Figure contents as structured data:

--

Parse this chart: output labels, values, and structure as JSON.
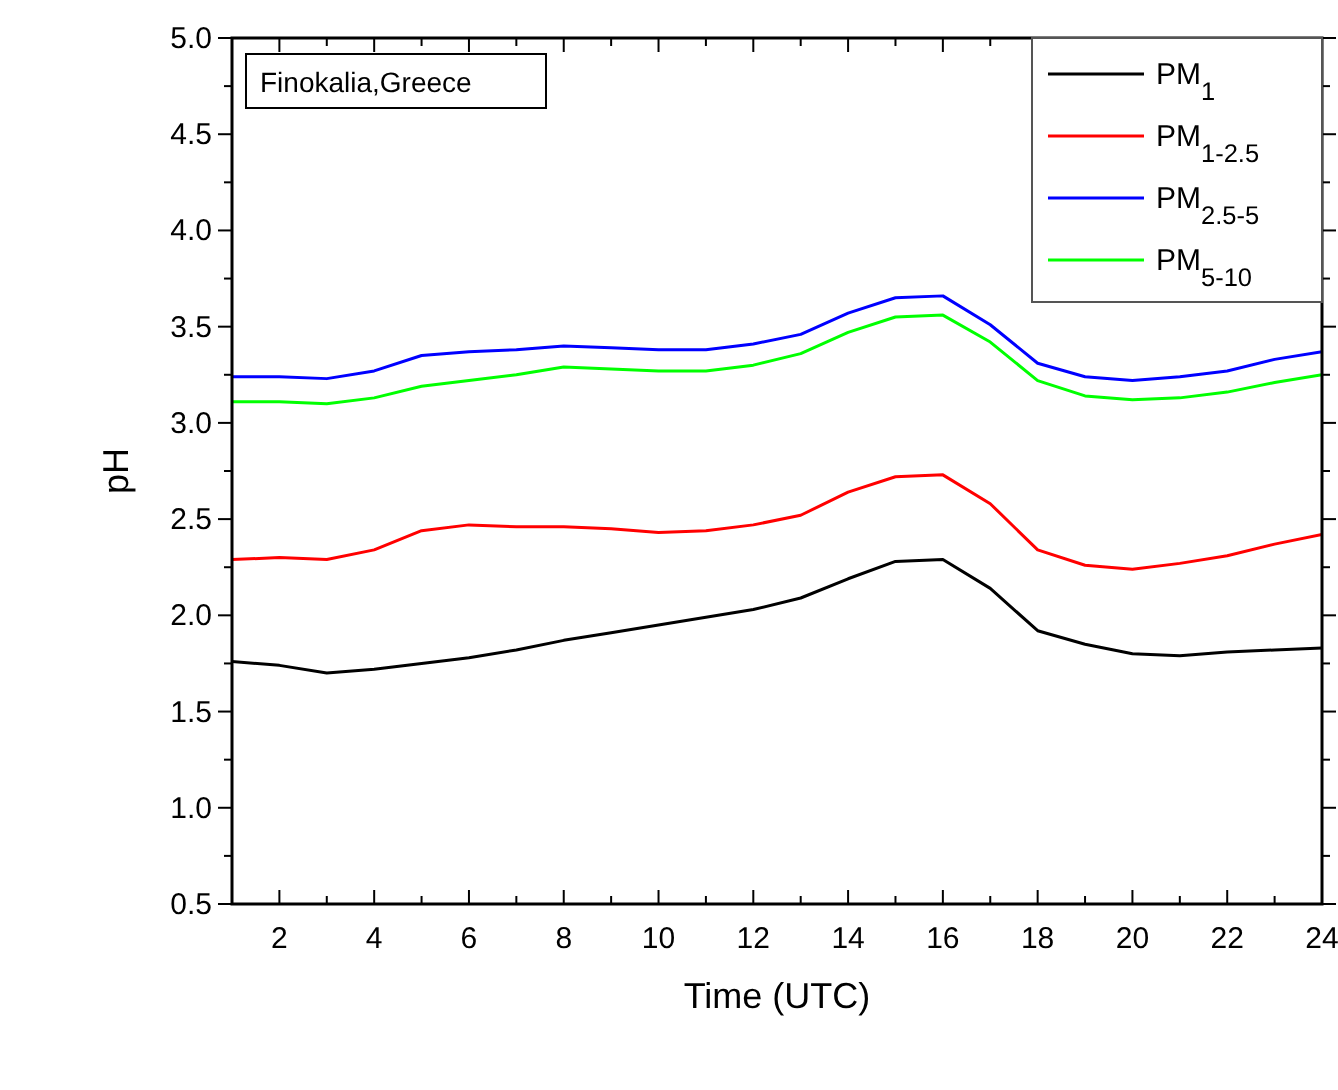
{
  "chart_data": {
    "type": "line",
    "xlabel": "Time (UTC)",
    "ylabel": "pH",
    "annotations": [
      "Finokalia,Greece"
    ],
    "x": [
      1,
      2,
      3,
      4,
      5,
      6,
      7,
      8,
      9,
      10,
      11,
      12,
      13,
      14,
      15,
      16,
      17,
      18,
      19,
      20,
      21,
      22,
      23,
      24
    ],
    "xlim": [
      1,
      24
    ],
    "xticks": [
      2,
      4,
      6,
      8,
      10,
      12,
      14,
      16,
      18,
      20,
      22,
      24
    ],
    "ylim": [
      0.5,
      5.0
    ],
    "yticks": [
      {
        "value": 0.5,
        "label": "0.5"
      },
      {
        "value": 1.0,
        "label": "1.0"
      },
      {
        "value": 1.5,
        "label": "1.5"
      },
      {
        "value": 2.0,
        "label": "2.0"
      },
      {
        "value": 2.5,
        "label": "2.5"
      },
      {
        "value": 3.0,
        "label": "3.0"
      },
      {
        "value": 3.5,
        "label": "3.5"
      },
      {
        "value": 4.0,
        "label": "4.0"
      },
      {
        "value": 4.5,
        "label": "4.5"
      },
      {
        "value": 5.0,
        "label": "5.0"
      }
    ],
    "legend": "top right",
    "grid": false,
    "marker": "none",
    "line_style": "solid",
    "series": [
      {
        "name": "PM$_{1}$",
        "color": "#000000",
        "values": [
          1.76,
          1.74,
          1.7,
          1.72,
          1.75,
          1.78,
          1.82,
          1.87,
          1.91,
          1.95,
          1.99,
          2.03,
          2.09,
          2.19,
          2.28,
          2.29,
          2.14,
          1.92,
          1.85,
          1.8,
          1.79,
          1.81,
          1.82,
          1.83
        ]
      },
      {
        "name": "PM$_{1-2.5}$",
        "color": "#ff0000",
        "values": [
          2.29,
          2.3,
          2.29,
          2.34,
          2.44,
          2.47,
          2.46,
          2.46,
          2.45,
          2.43,
          2.44,
          2.47,
          2.52,
          2.64,
          2.72,
          2.73,
          2.58,
          2.34,
          2.26,
          2.24,
          2.27,
          2.31,
          2.37,
          2.42
        ]
      },
      {
        "name": "PM$_{2.5-5}$",
        "color": "#0000ff",
        "values": [
          3.24,
          3.24,
          3.23,
          3.27,
          3.35,
          3.37,
          3.38,
          3.4,
          3.39,
          3.38,
          3.38,
          3.41,
          3.46,
          3.57,
          3.65,
          3.66,
          3.51,
          3.31,
          3.24,
          3.22,
          3.24,
          3.27,
          3.33,
          3.37
        ]
      },
      {
        "name": "PM$_{5-10}$",
        "color": "#00ff00",
        "values": [
          3.11,
          3.11,
          3.1,
          3.13,
          3.19,
          3.22,
          3.25,
          3.29,
          3.28,
          3.27,
          3.27,
          3.3,
          3.36,
          3.47,
          3.55,
          3.56,
          3.42,
          3.22,
          3.14,
          3.12,
          3.13,
          3.16,
          3.21,
          3.25
        ]
      }
    ]
  }
}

--

EXERCISE REQUIREMENTS:
Copy every entry exactly as written. Pictures are excluded.

FULL ANSWER:
Parse this chart: output labels, values, and structure as JSON.
{
  "chart_data": {
    "type": "line",
    "xlabel": "Time (UTC)",
    "ylabel": "pH",
    "annotations": [
      "Finokalia,Greece"
    ],
    "x": [
      1,
      2,
      3,
      4,
      5,
      6,
      7,
      8,
      9,
      10,
      11,
      12,
      13,
      14,
      15,
      16,
      17,
      18,
      19,
      20,
      21,
      22,
      23,
      24
    ],
    "xlim": [
      1,
      24
    ],
    "xticks": [
      2,
      4,
      6,
      8,
      10,
      12,
      14,
      16,
      18,
      20,
      22,
      24
    ],
    "ylim": [
      0.5,
      5.0
    ],
    "yticks": [
      {
        "value": 0.5,
        "label": "0.5"
      },
      {
        "value": 1.0,
        "label": "1.0"
      },
      {
        "value": 1.5,
        "label": "1.5"
      },
      {
        "value": 2.0,
        "label": "2.0"
      },
      {
        "value": 2.5,
        "label": "2.5"
      },
      {
        "value": 3.0,
        "label": "3.0"
      },
      {
        "value": 3.5,
        "label": "3.5"
      },
      {
        "value": 4.0,
        "label": "4.0"
      },
      {
        "value": 4.5,
        "label": "4.5"
      },
      {
        "value": 5.0,
        "label": "5.0"
      }
    ],
    "legend": "top right",
    "grid": false,
    "marker": "none",
    "line_style": "solid",
    "series": [
      {
        "name": "PM$_{1}$",
        "color": "#000000",
        "values": [
          1.76,
          1.74,
          1.7,
          1.72,
          1.75,
          1.78,
          1.82,
          1.87,
          1.91,
          1.95,
          1.99,
          2.03,
          2.09,
          2.19,
          2.28,
          2.29,
          2.14,
          1.92,
          1.85,
          1.8,
          1.79,
          1.81,
          1.82,
          1.83
        ]
      },
      {
        "name": "PM$_{1-2.5}$",
        "color": "#ff0000",
        "values": [
          2.29,
          2.3,
          2.29,
          2.34,
          2.44,
          2.47,
          2.46,
          2.46,
          2.45,
          2.43,
          2.44,
          2.47,
          2.52,
          2.64,
          2.72,
          2.73,
          2.58,
          2.34,
          2.26,
          2.24,
          2.27,
          2.31,
          2.37,
          2.42
        ]
      },
      {
        "name": "PM$_{2.5-5}$",
        "color": "#0000ff",
        "values": [
          3.24,
          3.24,
          3.23,
          3.27,
          3.35,
          3.37,
          3.38,
          3.4,
          3.39,
          3.38,
          3.38,
          3.41,
          3.46,
          3.57,
          3.65,
          3.66,
          3.51,
          3.31,
          3.24,
          3.22,
          3.24,
          3.27,
          3.33,
          3.37
        ]
      },
      {
        "name": "PM$_{5-10}$",
        "color": "#00ff00",
        "values": [
          3.11,
          3.11,
          3.1,
          3.13,
          3.19,
          3.22,
          3.25,
          3.29,
          3.28,
          3.27,
          3.27,
          3.3,
          3.36,
          3.47,
          3.55,
          3.56,
          3.42,
          3.22,
          3.14,
          3.12,
          3.13,
          3.16,
          3.21,
          3.25
        ]
      }
    ]
  }
}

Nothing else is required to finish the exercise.